Spatial layout data:
"""
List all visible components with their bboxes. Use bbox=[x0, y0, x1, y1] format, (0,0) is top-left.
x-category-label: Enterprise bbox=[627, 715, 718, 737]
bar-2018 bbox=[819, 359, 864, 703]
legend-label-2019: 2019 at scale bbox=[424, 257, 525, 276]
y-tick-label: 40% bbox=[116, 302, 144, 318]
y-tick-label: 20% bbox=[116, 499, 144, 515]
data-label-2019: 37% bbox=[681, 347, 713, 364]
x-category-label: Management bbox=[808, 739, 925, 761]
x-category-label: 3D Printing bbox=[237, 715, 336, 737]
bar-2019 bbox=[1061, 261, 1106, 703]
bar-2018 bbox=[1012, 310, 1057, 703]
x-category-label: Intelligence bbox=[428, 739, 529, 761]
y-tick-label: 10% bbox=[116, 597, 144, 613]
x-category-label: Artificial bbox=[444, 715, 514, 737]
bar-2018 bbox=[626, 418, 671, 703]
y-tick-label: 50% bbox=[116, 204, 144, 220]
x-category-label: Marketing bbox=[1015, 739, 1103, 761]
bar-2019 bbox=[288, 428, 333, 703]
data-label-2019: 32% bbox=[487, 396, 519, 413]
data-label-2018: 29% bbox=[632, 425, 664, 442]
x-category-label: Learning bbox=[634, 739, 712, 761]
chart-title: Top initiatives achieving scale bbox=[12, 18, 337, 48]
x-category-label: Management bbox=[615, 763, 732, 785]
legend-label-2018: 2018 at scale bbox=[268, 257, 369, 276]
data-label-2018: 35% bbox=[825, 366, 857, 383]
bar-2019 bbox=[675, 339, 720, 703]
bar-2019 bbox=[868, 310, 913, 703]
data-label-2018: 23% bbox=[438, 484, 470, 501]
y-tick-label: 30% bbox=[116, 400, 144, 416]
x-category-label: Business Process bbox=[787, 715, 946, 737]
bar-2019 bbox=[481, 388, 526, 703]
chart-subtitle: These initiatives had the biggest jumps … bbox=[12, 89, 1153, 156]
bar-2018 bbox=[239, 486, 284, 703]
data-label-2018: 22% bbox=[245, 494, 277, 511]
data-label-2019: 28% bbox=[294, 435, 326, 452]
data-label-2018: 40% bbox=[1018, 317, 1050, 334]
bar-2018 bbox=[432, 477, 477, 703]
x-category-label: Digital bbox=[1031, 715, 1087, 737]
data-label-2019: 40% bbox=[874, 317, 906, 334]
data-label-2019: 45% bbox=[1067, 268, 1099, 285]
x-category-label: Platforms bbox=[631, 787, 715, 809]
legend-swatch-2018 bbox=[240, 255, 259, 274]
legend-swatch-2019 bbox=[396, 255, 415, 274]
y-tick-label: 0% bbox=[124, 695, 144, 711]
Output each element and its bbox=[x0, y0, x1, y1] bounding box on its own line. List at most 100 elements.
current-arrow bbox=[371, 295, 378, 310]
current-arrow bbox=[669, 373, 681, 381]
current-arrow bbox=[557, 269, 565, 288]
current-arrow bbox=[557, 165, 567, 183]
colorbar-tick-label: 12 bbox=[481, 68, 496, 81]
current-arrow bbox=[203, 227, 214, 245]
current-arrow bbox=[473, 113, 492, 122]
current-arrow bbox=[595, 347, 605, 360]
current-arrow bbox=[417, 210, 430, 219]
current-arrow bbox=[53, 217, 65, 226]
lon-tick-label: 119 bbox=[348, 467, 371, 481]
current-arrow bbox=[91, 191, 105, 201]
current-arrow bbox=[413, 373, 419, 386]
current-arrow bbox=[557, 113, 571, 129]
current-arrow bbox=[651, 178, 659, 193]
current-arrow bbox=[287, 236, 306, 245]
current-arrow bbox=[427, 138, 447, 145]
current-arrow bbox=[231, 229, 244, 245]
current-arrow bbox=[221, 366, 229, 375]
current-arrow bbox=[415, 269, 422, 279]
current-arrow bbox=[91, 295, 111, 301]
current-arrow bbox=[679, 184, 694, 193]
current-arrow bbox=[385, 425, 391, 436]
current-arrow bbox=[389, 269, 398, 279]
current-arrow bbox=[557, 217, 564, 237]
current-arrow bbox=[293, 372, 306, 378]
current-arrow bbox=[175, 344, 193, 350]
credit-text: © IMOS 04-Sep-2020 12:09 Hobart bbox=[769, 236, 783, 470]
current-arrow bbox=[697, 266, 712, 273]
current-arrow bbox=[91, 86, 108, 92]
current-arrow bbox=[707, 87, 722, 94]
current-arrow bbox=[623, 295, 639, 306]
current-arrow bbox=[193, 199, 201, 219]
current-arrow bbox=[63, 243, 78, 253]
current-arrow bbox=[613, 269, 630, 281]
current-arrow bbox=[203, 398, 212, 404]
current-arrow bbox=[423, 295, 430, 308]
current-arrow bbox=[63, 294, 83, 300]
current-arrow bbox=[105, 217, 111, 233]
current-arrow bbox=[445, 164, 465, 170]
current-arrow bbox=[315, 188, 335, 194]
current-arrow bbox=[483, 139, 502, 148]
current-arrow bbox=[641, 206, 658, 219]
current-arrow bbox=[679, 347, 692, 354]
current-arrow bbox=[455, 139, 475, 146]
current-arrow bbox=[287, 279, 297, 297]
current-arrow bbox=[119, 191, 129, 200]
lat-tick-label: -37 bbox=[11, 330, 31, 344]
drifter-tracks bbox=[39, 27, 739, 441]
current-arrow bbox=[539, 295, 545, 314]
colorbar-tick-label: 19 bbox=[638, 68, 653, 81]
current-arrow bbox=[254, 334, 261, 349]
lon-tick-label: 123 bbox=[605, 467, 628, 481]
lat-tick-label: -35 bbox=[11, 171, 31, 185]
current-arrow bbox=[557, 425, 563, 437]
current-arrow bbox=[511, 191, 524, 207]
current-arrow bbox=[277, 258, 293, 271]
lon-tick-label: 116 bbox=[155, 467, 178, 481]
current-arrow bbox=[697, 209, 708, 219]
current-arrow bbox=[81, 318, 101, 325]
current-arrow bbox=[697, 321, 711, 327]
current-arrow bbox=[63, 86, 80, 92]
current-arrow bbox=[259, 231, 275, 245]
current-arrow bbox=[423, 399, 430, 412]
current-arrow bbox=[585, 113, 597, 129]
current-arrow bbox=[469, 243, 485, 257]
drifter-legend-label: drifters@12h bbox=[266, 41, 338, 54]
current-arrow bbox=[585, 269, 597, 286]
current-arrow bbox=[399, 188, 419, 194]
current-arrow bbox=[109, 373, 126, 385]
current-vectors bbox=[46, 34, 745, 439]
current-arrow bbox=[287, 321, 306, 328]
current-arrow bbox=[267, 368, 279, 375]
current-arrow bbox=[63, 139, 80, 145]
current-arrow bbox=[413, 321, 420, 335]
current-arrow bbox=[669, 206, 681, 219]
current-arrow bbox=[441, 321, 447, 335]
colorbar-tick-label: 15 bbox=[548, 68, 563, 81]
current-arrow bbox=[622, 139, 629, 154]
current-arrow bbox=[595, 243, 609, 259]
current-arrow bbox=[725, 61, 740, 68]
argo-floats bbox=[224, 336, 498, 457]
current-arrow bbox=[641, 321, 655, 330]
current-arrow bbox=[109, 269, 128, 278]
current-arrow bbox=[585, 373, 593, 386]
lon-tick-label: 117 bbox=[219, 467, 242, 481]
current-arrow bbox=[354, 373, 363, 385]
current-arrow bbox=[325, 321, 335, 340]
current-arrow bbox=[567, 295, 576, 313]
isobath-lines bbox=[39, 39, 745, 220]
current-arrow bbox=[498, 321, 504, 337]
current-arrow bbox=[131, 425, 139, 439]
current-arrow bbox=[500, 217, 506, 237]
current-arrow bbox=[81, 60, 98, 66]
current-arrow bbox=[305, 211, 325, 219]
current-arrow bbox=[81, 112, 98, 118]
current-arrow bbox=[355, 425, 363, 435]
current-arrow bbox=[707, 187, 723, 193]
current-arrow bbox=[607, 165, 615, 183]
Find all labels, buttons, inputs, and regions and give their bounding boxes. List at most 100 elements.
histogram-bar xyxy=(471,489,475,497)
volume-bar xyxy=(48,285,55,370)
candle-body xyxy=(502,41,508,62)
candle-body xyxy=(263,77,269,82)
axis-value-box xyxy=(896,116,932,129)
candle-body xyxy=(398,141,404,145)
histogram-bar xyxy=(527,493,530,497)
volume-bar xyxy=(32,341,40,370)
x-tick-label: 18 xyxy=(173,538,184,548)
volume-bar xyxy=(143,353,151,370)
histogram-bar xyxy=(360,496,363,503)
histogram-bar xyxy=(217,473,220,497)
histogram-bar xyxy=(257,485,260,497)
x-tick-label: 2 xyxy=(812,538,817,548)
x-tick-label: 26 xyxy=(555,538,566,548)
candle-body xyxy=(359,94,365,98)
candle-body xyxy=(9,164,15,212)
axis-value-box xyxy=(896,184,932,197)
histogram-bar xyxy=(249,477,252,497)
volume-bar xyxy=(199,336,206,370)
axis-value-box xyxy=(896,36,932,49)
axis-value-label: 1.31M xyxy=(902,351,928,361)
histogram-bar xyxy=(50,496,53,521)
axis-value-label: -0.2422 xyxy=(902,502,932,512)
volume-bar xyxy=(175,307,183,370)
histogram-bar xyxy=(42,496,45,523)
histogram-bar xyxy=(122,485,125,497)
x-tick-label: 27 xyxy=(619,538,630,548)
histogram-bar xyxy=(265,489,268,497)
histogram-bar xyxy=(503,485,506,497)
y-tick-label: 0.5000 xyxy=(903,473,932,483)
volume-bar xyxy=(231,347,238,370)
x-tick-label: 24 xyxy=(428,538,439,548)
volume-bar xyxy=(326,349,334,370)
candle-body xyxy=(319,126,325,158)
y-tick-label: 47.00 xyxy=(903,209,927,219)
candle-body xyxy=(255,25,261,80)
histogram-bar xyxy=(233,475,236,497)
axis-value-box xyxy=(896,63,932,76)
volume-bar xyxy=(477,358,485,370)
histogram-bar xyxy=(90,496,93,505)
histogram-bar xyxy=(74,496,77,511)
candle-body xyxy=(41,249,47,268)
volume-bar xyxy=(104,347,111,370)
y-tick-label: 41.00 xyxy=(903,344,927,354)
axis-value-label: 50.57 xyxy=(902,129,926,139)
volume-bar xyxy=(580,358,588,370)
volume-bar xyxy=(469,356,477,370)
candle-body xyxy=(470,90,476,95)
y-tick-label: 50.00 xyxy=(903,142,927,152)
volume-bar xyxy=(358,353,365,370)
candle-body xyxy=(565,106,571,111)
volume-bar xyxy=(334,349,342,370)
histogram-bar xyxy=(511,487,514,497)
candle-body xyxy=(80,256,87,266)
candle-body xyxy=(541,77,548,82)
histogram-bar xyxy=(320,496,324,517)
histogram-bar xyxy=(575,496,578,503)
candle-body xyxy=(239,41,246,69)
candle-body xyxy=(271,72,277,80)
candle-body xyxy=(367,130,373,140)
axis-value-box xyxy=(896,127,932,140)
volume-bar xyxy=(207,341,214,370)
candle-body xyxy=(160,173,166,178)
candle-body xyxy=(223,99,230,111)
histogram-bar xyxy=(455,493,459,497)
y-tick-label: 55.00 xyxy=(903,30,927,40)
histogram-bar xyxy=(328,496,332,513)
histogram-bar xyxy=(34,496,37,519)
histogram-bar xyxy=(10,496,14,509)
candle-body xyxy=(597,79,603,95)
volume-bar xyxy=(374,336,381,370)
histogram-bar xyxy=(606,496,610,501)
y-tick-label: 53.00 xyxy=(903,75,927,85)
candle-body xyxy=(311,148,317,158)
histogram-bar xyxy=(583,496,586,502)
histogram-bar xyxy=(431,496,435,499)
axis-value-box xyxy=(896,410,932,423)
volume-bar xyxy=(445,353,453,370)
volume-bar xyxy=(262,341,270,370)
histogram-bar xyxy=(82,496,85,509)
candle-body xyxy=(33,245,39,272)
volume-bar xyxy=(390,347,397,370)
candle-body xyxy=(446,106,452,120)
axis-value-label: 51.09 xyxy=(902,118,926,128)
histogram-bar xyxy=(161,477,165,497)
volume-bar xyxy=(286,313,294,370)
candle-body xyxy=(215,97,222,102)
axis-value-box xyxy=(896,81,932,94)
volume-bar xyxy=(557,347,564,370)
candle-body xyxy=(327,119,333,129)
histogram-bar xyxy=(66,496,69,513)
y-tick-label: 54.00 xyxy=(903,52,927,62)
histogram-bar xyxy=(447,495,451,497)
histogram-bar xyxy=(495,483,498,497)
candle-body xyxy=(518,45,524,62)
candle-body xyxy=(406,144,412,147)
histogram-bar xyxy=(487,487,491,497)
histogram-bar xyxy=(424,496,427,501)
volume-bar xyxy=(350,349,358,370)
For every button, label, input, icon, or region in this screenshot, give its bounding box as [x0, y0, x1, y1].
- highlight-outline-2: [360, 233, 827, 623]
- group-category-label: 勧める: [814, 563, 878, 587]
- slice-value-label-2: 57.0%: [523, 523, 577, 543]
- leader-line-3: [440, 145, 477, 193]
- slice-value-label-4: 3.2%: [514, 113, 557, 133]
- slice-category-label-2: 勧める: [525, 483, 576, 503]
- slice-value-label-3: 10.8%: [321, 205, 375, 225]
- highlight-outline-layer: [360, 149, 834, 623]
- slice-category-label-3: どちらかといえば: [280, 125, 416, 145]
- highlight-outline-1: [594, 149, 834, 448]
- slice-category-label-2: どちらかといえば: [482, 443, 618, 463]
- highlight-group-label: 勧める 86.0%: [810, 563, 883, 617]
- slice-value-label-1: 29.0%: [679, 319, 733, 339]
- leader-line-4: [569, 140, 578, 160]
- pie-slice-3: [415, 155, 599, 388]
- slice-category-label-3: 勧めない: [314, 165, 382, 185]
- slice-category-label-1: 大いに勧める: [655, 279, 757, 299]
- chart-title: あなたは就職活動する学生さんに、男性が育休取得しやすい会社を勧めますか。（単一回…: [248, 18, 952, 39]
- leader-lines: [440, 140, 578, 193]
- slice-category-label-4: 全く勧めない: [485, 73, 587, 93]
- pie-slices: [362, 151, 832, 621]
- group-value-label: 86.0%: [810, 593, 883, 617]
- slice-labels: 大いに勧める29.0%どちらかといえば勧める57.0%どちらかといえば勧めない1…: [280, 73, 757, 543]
"""
WHAT YOU WILL DO:
Reproduce, verbatim, the lines of the spatial layout data above from the first one through the line that contains "y-tick-label: 0% bbox=[124, 695, 144, 711]", including both of those lines.

RESPONSE TO THE EXERCISE:
List all visible components with their bboxes. Use bbox=[x0, y0, x1, y1] format, (0,0) is top-left.
x-category-label: Enterprise bbox=[627, 715, 718, 737]
bar-2018 bbox=[819, 359, 864, 703]
legend-label-2019: 2019 at scale bbox=[424, 257, 525, 276]
y-tick-label: 40% bbox=[116, 302, 144, 318]
y-tick-label: 20% bbox=[116, 499, 144, 515]
data-label-2019: 37% bbox=[681, 347, 713, 364]
x-category-label: Management bbox=[808, 739, 925, 761]
x-category-label: 3D Printing bbox=[237, 715, 336, 737]
bar-2019 bbox=[1061, 261, 1106, 703]
bar-2018 bbox=[1012, 310, 1057, 703]
x-category-label: Intelligence bbox=[428, 739, 529, 761]
y-tick-label: 10% bbox=[116, 597, 144, 613]
x-category-label: Artificial bbox=[444, 715, 514, 737]
bar-2018 bbox=[626, 418, 671, 703]
y-tick-label: 50% bbox=[116, 204, 144, 220]
x-category-label: Marketing bbox=[1015, 739, 1103, 761]
bar-2019 bbox=[288, 428, 333, 703]
data-label-2019: 32% bbox=[487, 396, 519, 413]
data-label-2018: 29% bbox=[632, 425, 664, 442]
x-category-label: Learning bbox=[634, 739, 712, 761]
chart-title: Top initiatives achieving scale bbox=[12, 18, 337, 48]
x-category-label: Management bbox=[615, 763, 732, 785]
legend-label-2018: 2018 at scale bbox=[268, 257, 369, 276]
data-label-2018: 35% bbox=[825, 366, 857, 383]
bar-2019 bbox=[675, 339, 720, 703]
bar-2019 bbox=[868, 310, 913, 703]
data-label-2018: 23% bbox=[438, 484, 470, 501]
y-tick-label: 30% bbox=[116, 400, 144, 416]
x-category-label: Business Process bbox=[787, 715, 946, 737]
bar-2019 bbox=[481, 388, 526, 703]
chart-subtitle: These initiatives had the biggest jumps … bbox=[12, 89, 1153, 156]
bar-2018 bbox=[239, 486, 284, 703]
data-label-2018: 22% bbox=[245, 494, 277, 511]
data-label-2019: 28% bbox=[294, 435, 326, 452]
data-label-2018: 40% bbox=[1018, 317, 1050, 334]
bar-2018 bbox=[432, 477, 477, 703]
x-category-label: Digital bbox=[1031, 715, 1087, 737]
data-label-2019: 40% bbox=[874, 317, 906, 334]
data-label-2019: 45% bbox=[1067, 268, 1099, 285]
x-category-label: Platforms bbox=[631, 787, 715, 809]
legend-swatch-2018 bbox=[240, 255, 259, 274]
legend-swatch-2019 bbox=[396, 255, 415, 274]
y-tick-label: 0% bbox=[124, 695, 144, 711]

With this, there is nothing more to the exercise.